GOALS:
A – Switch "color_count_dp" to "max_color_dp" in the passage on path color counting, and give back the stretch from "for node_id, degree" through "to incorrect results." with that change.
B – Proceed with the passage on path color counting, picking up after its last sentence.

SUPPLIED PASSAGE:

————

Space Complexity: O(m + n × 26) or O(m + n × |Σ|)

The space usage consists of:

• Graph adjacency list g: O(m) to store all edges
• In-degree array indeg: O(n)
• Queue q: O(n) in worst case
• DP table dp: O(n × 26) for storing the maximum count of each color for each node
• Overall: O(m + n × 26)

Where n is the number of nodes, m is the number of edges, and |Σ| = 26 represents the size of the alphabet (26 lowercase letters).

Learn more about how to find time and space complexity quickly.

Common Pitfalls

1. Incorrect DP Initialization for Starting Nodes

The Pitfall: A common mistake is forgetting to initialize the DP values for nodes with zero in-degree (starting nodes). If you don't set dp[node][color] = 1 for the starting node's own color, the algorithm will incorrectly calculate all path color values as 0.

Why It Happens: When processing nodes in topological order, the DP propagation relies on having correct base values. Starting nodes have no predecessors, so their initial state must be manually set.

Solution: Always initialize the color count for starting nodes:

for node_id, degree in enumerate(in_degree):
    if degree == 0:
        queue.append(node_id)
        color_index = ord(colors[node_id]) - ord('a')
        color_count_dp[node_id][color_index] = 1  # Don't forget this!

2. Updating DP Values Before Checking In-Degree

The Pitfall: Updating the DP values for a neighbor node before verifying that all its dependencies have been processed (i.e., before its in-degree reaches 0) can lead to incorrect results.

————

INFORMATION SUPPLIED:

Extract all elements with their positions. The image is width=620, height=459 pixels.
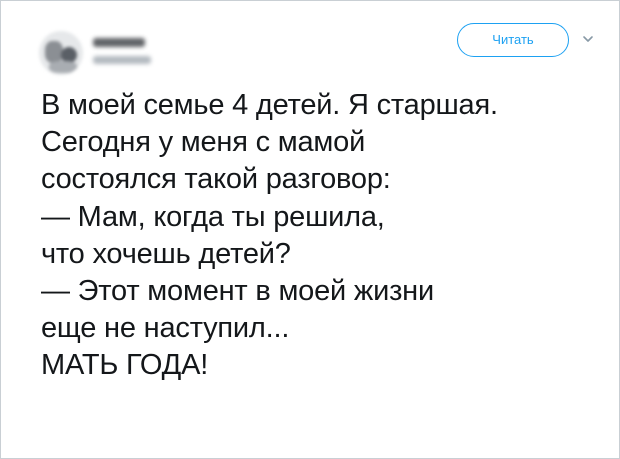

————

TASK ANSWERS:
A –
for node_id, degree in enumerate(in_degree):
    if degree == 0:
        queue.append(node_id)
        color_index = ord(colors[node_id]) - ord('a')
        max_color_dp[node_id][color_index] = 1  # Don't forget this!

2. Updating DP Values Before Checking In-Degree

The Pitfall: Updating the DP values for a neighbor node before verifying that all its dependencies have been processed (i.e., before its in-degree reaches 0) can lead to incorrect results.

B –
Why It Happens: In topological sort with DP, a node's final DP value should only be computed after all possible paths leading to it have been considered. Premature updates may miss contributions from unprocessed predecessors.

Solution: Update DP values for all edges, but only add nodes to the queue when their in-degree reaches zero:

for neighbor in adjacency_list[current_node]:
    in_degree[neighbor] -= 1
  
    # Update DP regardless of in-degree
    for color_idx in range(26):
        increment = 1 if color_idx == neighbor_color else 0
        color_count_dp[neighbor][color_idx] = max(
            color_count_dp[neighbor][color_idx],
            color_count_dp[current_node][color_idx] + increment
        )
  
    # Only add to queue when all dependencies are processed
    if in_degree[neighbor] == 0:
        queue.append(neighbor)

3. Not Tracking Maximum During DP Updates

The Pitfall: Computing the maximum color value only at the end by scanning the entire DP table can miss intermediate values for nodes that aren't leaf nodes in the DAG.

Why It Happens: The maximum color value might occur at an internal node rather than a terminal node. If you only check the final DP state, you might miss the actual maximum that occurred during processing.

Solution: Track the maximum value during each DP update:

max_color_count = max(max_color_count, color_count_dp[neighbor][color_idx])

4. Incorrect Cycle Detection

The Pitfall: Using the wrong condition for cycle detection, such as checking if the queue is empty instead of counting processed nodes.

Why It Happens: An empty queue doesn't necessarily mean all nodes were processed—it could mean some nodes formed a cycle and never had their in-degree reduced to zero.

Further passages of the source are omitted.